── Data provided

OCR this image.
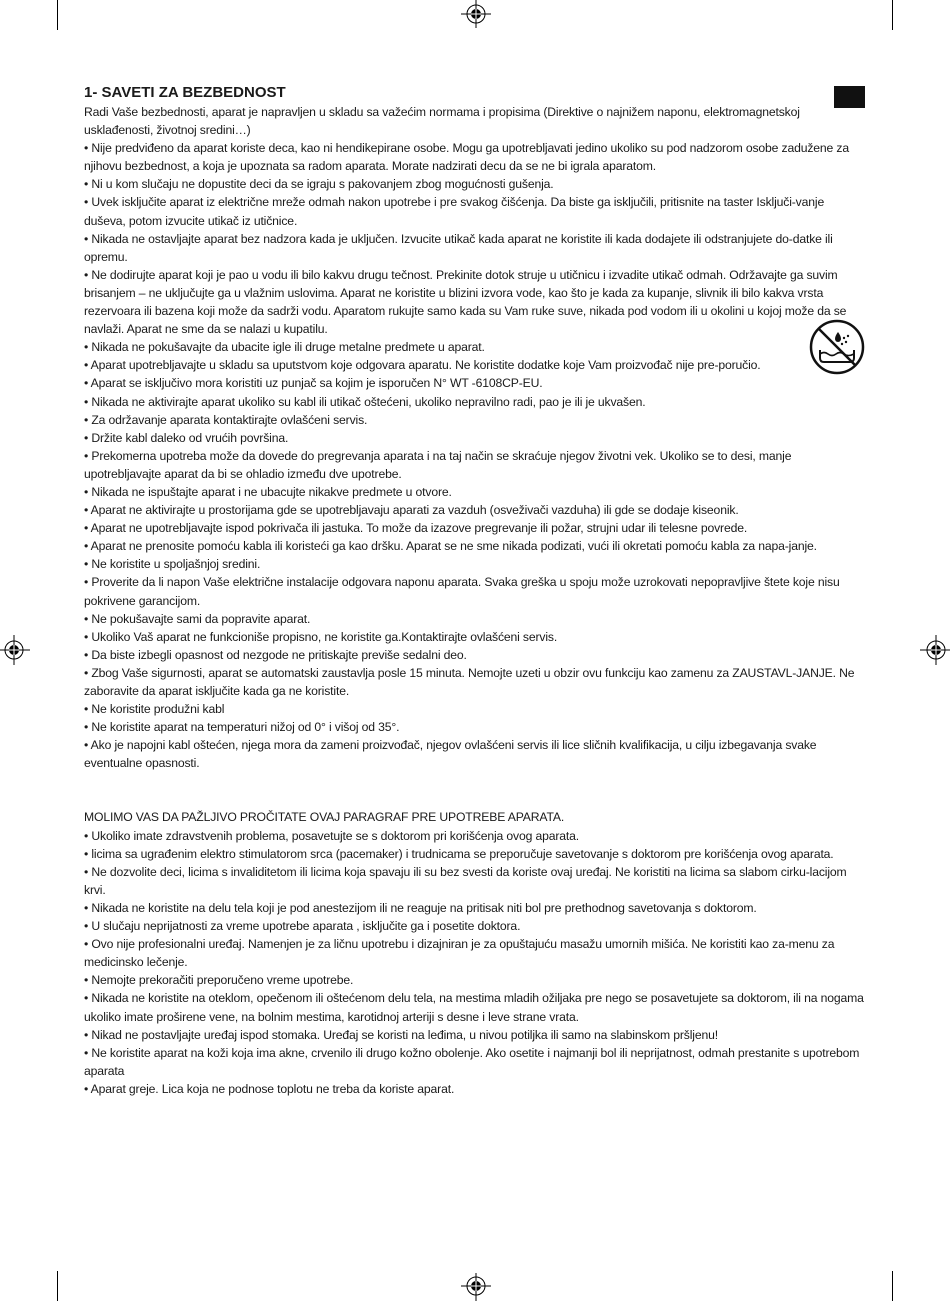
1- SAVETI ZA BEZBEDNOST

Radi Vaše bezbednosti, aparat je napravljen u skladu sa važećim normama i propisima (Direktive o najnižem naponu, elektromagnetskoj usklađenosti, životnoj sredini…)

• Nije predviđeno da aparat koriste deca, kao ni hendikepirane osobe. Mogu ga upotrebljavati jedino ukoliko su pod nadzorom osobe zadužene za njihovu bezbednost, a koja je upoznata sa radom aparata. Morate nadzirati decu da se ne bi igrala aparatom.

• Ni u kom slučaju ne dopustite deci da se igraju s pakovanjem zbog mogućnosti gušenja.

• Uvek isključite aparat iz električne mreže odmah nakon upotrebe i pre svakog čišćenja. Da biste ga isključili, pritisnite na taster Isključi-vanje duševa, potom izvucite utikač iz utičnice.

• Nikada ne ostavljajte aparat bez nadzora kada je uključen. Izvucite utikač kada aparat ne koristite ili kada dodajete ili odstranjujete do-datke ili opremu.

• Ne dodirujte aparat koji je pao u vodu ili bilo kakvu drugu tečnost. Prekinite dotok struje u utičnicu i izvadite utikač odmah. Održavajte ga suvim brisanjem – ne uključujte ga u vlažnim uslovima. Aparat ne koristite u blizini izvora vode, kao što je kada za kupanje, slivnik ili bilo kakva vrsta rezervoara ili bazena koji može da sadrži vodu. Aparatom rukujte samo kada su Vam ruke suve, nikada pod vodom ili u okolini u kojoj može da se navlaži. Aparat ne sme da se nalazi u kupatilu.

• Nikada ne pokušavajte da ubacite igle ili druge metalne predmete u aparat.

• Aparat upotrebljavajte u skladu sa uputstvom koje odgovara aparatu. Ne koristite dodatke koje Vam proizvođač nije pre-poručio.

• Aparat se isključivo mora koristiti uz punjač sa kojim je isporučen N° WT -6108CP-EU.

• Nikada ne aktivirajte aparat ukoliko su kabl ili utikač oštećeni, ukoliko nepravilno radi, pao je ili je ukvašen.

• Za održavanje aparata kontaktirajte ovlašćeni servis.

• Držite kabl daleko od vrućih površina.

• Prekomerna upotreba može da dovede do pregrevanja aparata i na taj način se skraćuje njegov životni vek. Ukoliko se to desi, manje upotrebljavajte aparat da bi se ohladio između dve upotrebe.

• Nikada ne ispuštajte aparat i ne ubacujte nikakve predmete u otvore.

• Aparat ne aktivirajte u prostorijama gde se upotrebljavaju aparati za vazduh (osveživači vazduha) ili gde se dodaje kiseonik.

• Aparat ne upotrebljavajte ispod pokrivača ili jastuka. To može da izazove pregrevanje ili požar, strujni udar ili telesne povrede.

• Aparat ne prenosite pomoću kabla ili koristeći ga kao dršku. Aparat se ne sme nikada podizati, vući ili okretati pomoću kabla za napa-janje.

• Ne koristite u spoljašnjoj sredini.

• Proverite da li napon Vaše električne instalacije odgovara naponu aparata. Svaka greška u spoju može uzrokovati nepopravljive štete koje nisu pokrivene garancijom.

• Ne pokušavajte sami da popravite aparat.

• Ukoliko Vaš aparat ne funkcioniše propisno, ne koristite ga.Kontaktirajte ovlašćeni servis.

• Da biste izbegli opasnost od nezgode ne pritiskajte previše sedalni deo.

• Zbog Vaše sigurnosti, aparat se automatski zaustavlja posle 15 minuta. Nemojte uzeti u obzir ovu funkciju kao zamenu za ZAUSTAVL-JANJE. Ne zaboravite da aparat isključite kada ga ne koristite.

• Ne koristite produžni kabl

• Ne koristite aparat na temperaturi nižoj od 0° i višoj od 35°.

• Ako je napojni kabl oštećen, njega mora da zameni proizvođač, njegov ovlašćeni servis ili lice sličnih kvalifikacija, u cilju izbegavanja svake eventualne opasnosti.

MOLIMO VAS DA PAŽLJIVO PROČITATE OVAJ PARAGRAF PRE UPOTREBE APARATA.

• Ukoliko imate zdravstvenih problema, posavetujte se s doktorom pri korišćenja ovog aparata.

• licima sa ugrađenim elektro stimulatorom srca (pacemaker) i trudnicama se preporučuje savetovanje s doktorom pre korišćenja ovog aparata.

• Ne dozvolite deci, licima s invaliditetom ili licima koja spavaju ili su bez svesti da koriste ovaj uređaj. Ne koristiti na licima sa slabom cirku-lacijom krvi.

• Nikada ne koristite na delu tela koji je pod anestezijom ili ne reaguje na pritisak niti bol pre prethodnog savetovanja s doktorom.

• U slučaju neprijatnosti za vreme upotrebe aparata , isključite ga i posetite doktora.

• Ovo nije profesionalni uređaj. Namenjen je za ličnu upotrebu i dizajniran je za opuštajuću masažu umornih mišića. Ne koristiti kao za-menu za medicinsko lečenje.

• Nemojte prekoračiti preporučeno vreme upotrebe.

• Nikada ne koristite na oteklom, opečenom ili oštećenom delu tela, na mestima mladih ožiljaka pre nego se posavetujete sa doktorom, ili na nogama ukoliko imate proširene vene, na bolnim mestima, karotidnoj arteriji s desne i leve strane vrata.

• Nikad ne postavljajte uređaj ispod stomaka. Uređaj se koristi na leđima, u nivou potiljka ili samo na slabinskom pršljenu!

• Ne koristite aparat na koži koja ima akne, crvenilo ili drugo kožno obolenje. Ako osetite i najmanji bol ili neprijatnost, odmah prestanite s upotrebom aparata

• Aparat greje. Lica koja ne podnose toplotu ne treba da koriste aparat.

────

■ **Aim**
Go over the data above and copy every line that has the word "naponu" in it.

■ **Exercise result**
Radi Vaše bezbednosti, aparat je napravljen u skladu sa važećim normama i propisima (Direktive o najnižem naponu, elektromagnetskoj usklađenosti, životnoj sredini…)
• Proverite da li napon Vaše električne instalacije odgovara naponu aparata. Svaka greška u spoju može uzrokovati nepopravljive štete koje nisu pokrivene garancijom.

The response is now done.